- Exercise
Every line containing the word "this" needs to be found and copied.

Stored dataset items
════

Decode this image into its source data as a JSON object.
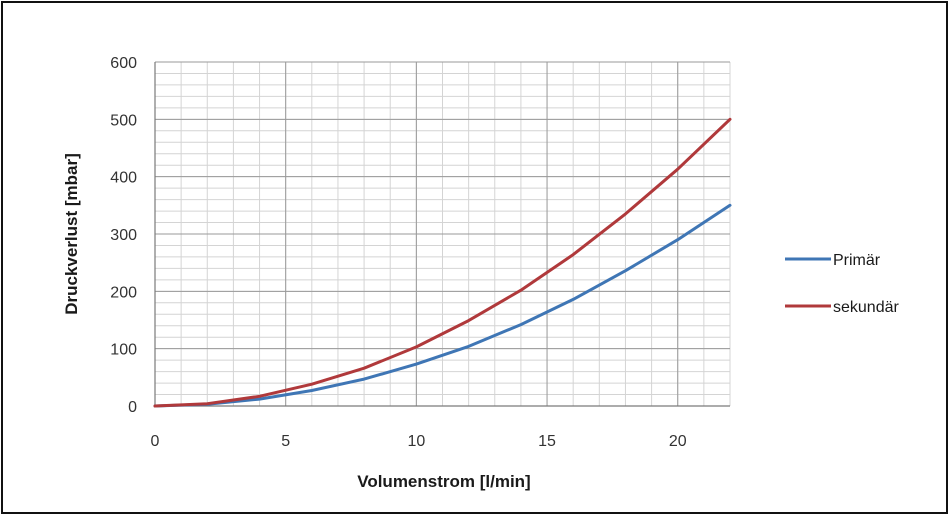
{
  "chart_data": {
    "type": "line",
    "title": "",
    "xlabel": "Volumenstrom [l/min]",
    "ylabel": "Druckverlust [mbar]",
    "xlim": [
      0,
      22
    ],
    "ylim": [
      0,
      600
    ],
    "x_ticks": [
      0,
      5,
      10,
      15,
      20
    ],
    "y_ticks": [
      0,
      100,
      200,
      300,
      400,
      500,
      600
    ],
    "x_tick_labels": [
      "0",
      "5",
      "10",
      "15",
      "20"
    ],
    "y_tick_labels": [
      "0",
      "100",
      "200",
      "300",
      "400",
      "500",
      "600"
    ],
    "grid": true,
    "legend_position": "right",
    "series": [
      {
        "name": "Primär",
        "color": "#3f76b5",
        "x": [
          0,
          2,
          4,
          6,
          8,
          10,
          12,
          14,
          16,
          18,
          20,
          22
        ],
        "y": [
          0,
          3,
          12,
          27,
          47,
          73,
          104,
          142,
          186,
          236,
          290,
          350
        ]
      },
      {
        "name": "sekundär",
        "color": "#b0393b",
        "x": [
          0,
          2,
          4,
          6,
          8,
          10,
          12,
          14,
          16,
          18,
          20,
          22
        ],
        "y": [
          0,
          4,
          17,
          38,
          66,
          103,
          149,
          202,
          264,
          335,
          413,
          500
        ]
      }
    ]
  }
}
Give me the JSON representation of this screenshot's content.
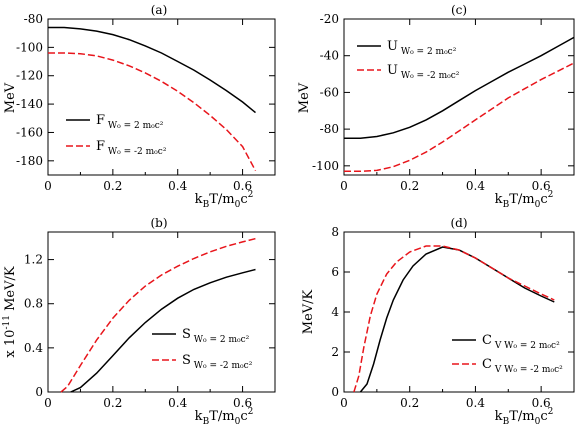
{
  "chart_data": [
    {
      "panel": "(a)",
      "type": "line",
      "ylabel": "MeV",
      "xlabel": "k_B T/m_0 c^2",
      "xlim": [
        0,
        0.7
      ],
      "ylim": [
        -190,
        -80
      ],
      "xticks": [
        0,
        0.2,
        0.4,
        0.6
      ],
      "xtick_labels": [
        "0",
        "0.2",
        "0.4",
        "0.6"
      ],
      "yticks": [
        -80,
        -100,
        -120,
        -140,
        -160,
        -180
      ],
      "ytick_labels": [
        "-80",
        "-100",
        "-120",
        "-140",
        "-160",
        "-180"
      ],
      "legend": "bottom-left",
      "series": [
        {
          "name": "F",
          "subscript": "W₀ = 2 m₀c²",
          "color": "#000000",
          "dash": "solid",
          "x": [
            0,
            0.05,
            0.1,
            0.15,
            0.2,
            0.25,
            0.3,
            0.35,
            0.4,
            0.45,
            0.5,
            0.55,
            0.6,
            0.64
          ],
          "y": [
            -86,
            -86,
            -87,
            -88.5,
            -91,
            -94.5,
            -99,
            -104,
            -110,
            -116,
            -123,
            -130.5,
            -138.5,
            -146
          ]
        },
        {
          "name": "F",
          "subscript": "W₀ = -2 m₀c²",
          "color": "#e8151b",
          "dash": "dashed",
          "x": [
            0,
            0.05,
            0.1,
            0.15,
            0.2,
            0.25,
            0.3,
            0.35,
            0.4,
            0.45,
            0.5,
            0.55,
            0.6,
            0.64
          ],
          "y": [
            -104,
            -104,
            -104.5,
            -106,
            -109,
            -113,
            -118,
            -124,
            -131,
            -139,
            -148,
            -158,
            -170,
            -187
          ]
        }
      ]
    },
    {
      "panel": "(c)",
      "type": "line",
      "ylabel": "MeV",
      "xlabel": "k_B T/m_0 c^2",
      "xlim": [
        0,
        0.7
      ],
      "ylim": [
        -105,
        -20
      ],
      "xticks": [
        0,
        0.2,
        0.4,
        0.6
      ],
      "xtick_labels": [
        "0",
        "0.2",
        "0.4",
        "0.6"
      ],
      "yticks": [
        -20,
        -40,
        -60,
        -80,
        -100
      ],
      "ytick_labels": [
        "-20",
        "-40",
        "-60",
        "-80",
        "-100"
      ],
      "legend": "top-left",
      "series": [
        {
          "name": "U",
          "subscript": "W₀ = 2 m₀c²",
          "color": "#000000",
          "dash": "solid",
          "x": [
            0,
            0.05,
            0.1,
            0.15,
            0.2,
            0.25,
            0.3,
            0.35,
            0.4,
            0.45,
            0.5,
            0.55,
            0.6,
            0.65,
            0.7
          ],
          "y": [
            -85,
            -85,
            -84,
            -82,
            -79,
            -75,
            -70,
            -64.5,
            -59,
            -54,
            -49,
            -44.5,
            -40,
            -35,
            -30
          ]
        },
        {
          "name": "U",
          "subscript": "W₀ = -2 m₀c²",
          "color": "#e8151b",
          "dash": "dashed",
          "x": [
            0,
            0.05,
            0.1,
            0.15,
            0.2,
            0.25,
            0.3,
            0.35,
            0.4,
            0.45,
            0.5,
            0.55,
            0.6,
            0.65,
            0.7
          ],
          "y": [
            -103,
            -103,
            -102.5,
            -100.5,
            -97,
            -92.5,
            -87,
            -81,
            -75,
            -69,
            -63,
            -58,
            -53,
            -48.5,
            -44
          ]
        }
      ]
    },
    {
      "panel": "(b)",
      "type": "line",
      "ylabel": "x 10⁻¹¹ MeV/K",
      "xlabel": "k_B T/m_0 c^2",
      "xlim": [
        0,
        0.7
      ],
      "ylim": [
        0,
        1.45
      ],
      "xticks": [
        0,
        0.2,
        0.4,
        0.6
      ],
      "xtick_labels": [
        "0",
        "0.2",
        "0.4",
        "0.6"
      ],
      "yticks": [
        0,
        0.4,
        0.8,
        1.2
      ],
      "ytick_labels": [
        "0",
        "0.4",
        "0.8",
        "1.2"
      ],
      "legend": "bottom-right",
      "series": [
        {
          "name": "S",
          "subscript": "W₀ = 2 m₀c²",
          "color": "#000000",
          "dash": "solid",
          "x": [
            0.07,
            0.1,
            0.15,
            0.2,
            0.25,
            0.3,
            0.35,
            0.4,
            0.45,
            0.5,
            0.55,
            0.6,
            0.64
          ],
          "y": [
            0,
            0.04,
            0.17,
            0.33,
            0.49,
            0.63,
            0.75,
            0.85,
            0.93,
            0.99,
            1.04,
            1.08,
            1.11
          ]
        },
        {
          "name": "S",
          "subscript": "W₀ = -2 m₀c²",
          "color": "#e8151b",
          "dash": "dashed",
          "x": [
            0.04,
            0.06,
            0.1,
            0.15,
            0.2,
            0.25,
            0.3,
            0.35,
            0.4,
            0.45,
            0.5,
            0.55,
            0.6,
            0.64
          ],
          "y": [
            0,
            0.05,
            0.24,
            0.47,
            0.67,
            0.83,
            0.96,
            1.06,
            1.14,
            1.21,
            1.27,
            1.32,
            1.36,
            1.39
          ]
        }
      ]
    },
    {
      "panel": "(d)",
      "type": "line",
      "ylabel": "MeV/K",
      "xlabel": "k_B T/m_0 c^2",
      "xlim": [
        0,
        0.7
      ],
      "ylim": [
        0,
        8
      ],
      "xticks": [
        0,
        0.2,
        0.4,
        0.6
      ],
      "xtick_labels": [
        "0",
        "0.2",
        "0.4",
        "0.6"
      ],
      "yticks": [
        0,
        2,
        4,
        6,
        8
      ],
      "ytick_labels": [
        "0",
        "2",
        "4",
        "6",
        "8"
      ],
      "legend": "bottom-right",
      "series": [
        {
          "name": "C",
          "subscript": "V W₀ = 2 m₀c²",
          "color": "#000000",
          "dash": "solid",
          "x": [
            0.05,
            0.07,
            0.09,
            0.11,
            0.13,
            0.15,
            0.18,
            0.21,
            0.25,
            0.3,
            0.35,
            0.4,
            0.45,
            0.5,
            0.55,
            0.6,
            0.64
          ],
          "y": [
            0,
            0.4,
            1.4,
            2.6,
            3.7,
            4.6,
            5.6,
            6.3,
            6.9,
            7.25,
            7.1,
            6.7,
            6.2,
            5.7,
            5.2,
            4.8,
            4.5
          ]
        },
        {
          "name": "C",
          "subscript": "V W₀ = -2 m₀c²",
          "color": "#e8151b",
          "dash": "dashed",
          "x": [
            0.03,
            0.045,
            0.06,
            0.08,
            0.1,
            0.13,
            0.16,
            0.2,
            0.25,
            0.3,
            0.35,
            0.4,
            0.45,
            0.5,
            0.55,
            0.6,
            0.64
          ],
          "y": [
            0,
            0.8,
            2.2,
            3.8,
            4.9,
            5.9,
            6.5,
            7.0,
            7.3,
            7.3,
            7.1,
            6.7,
            6.2,
            5.7,
            5.3,
            4.9,
            4.6
          ]
        }
      ]
    }
  ]
}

════

- Worked solution
Decode this image into its source data as a JSON object.
Give me the JSON representation of this screenshot's content.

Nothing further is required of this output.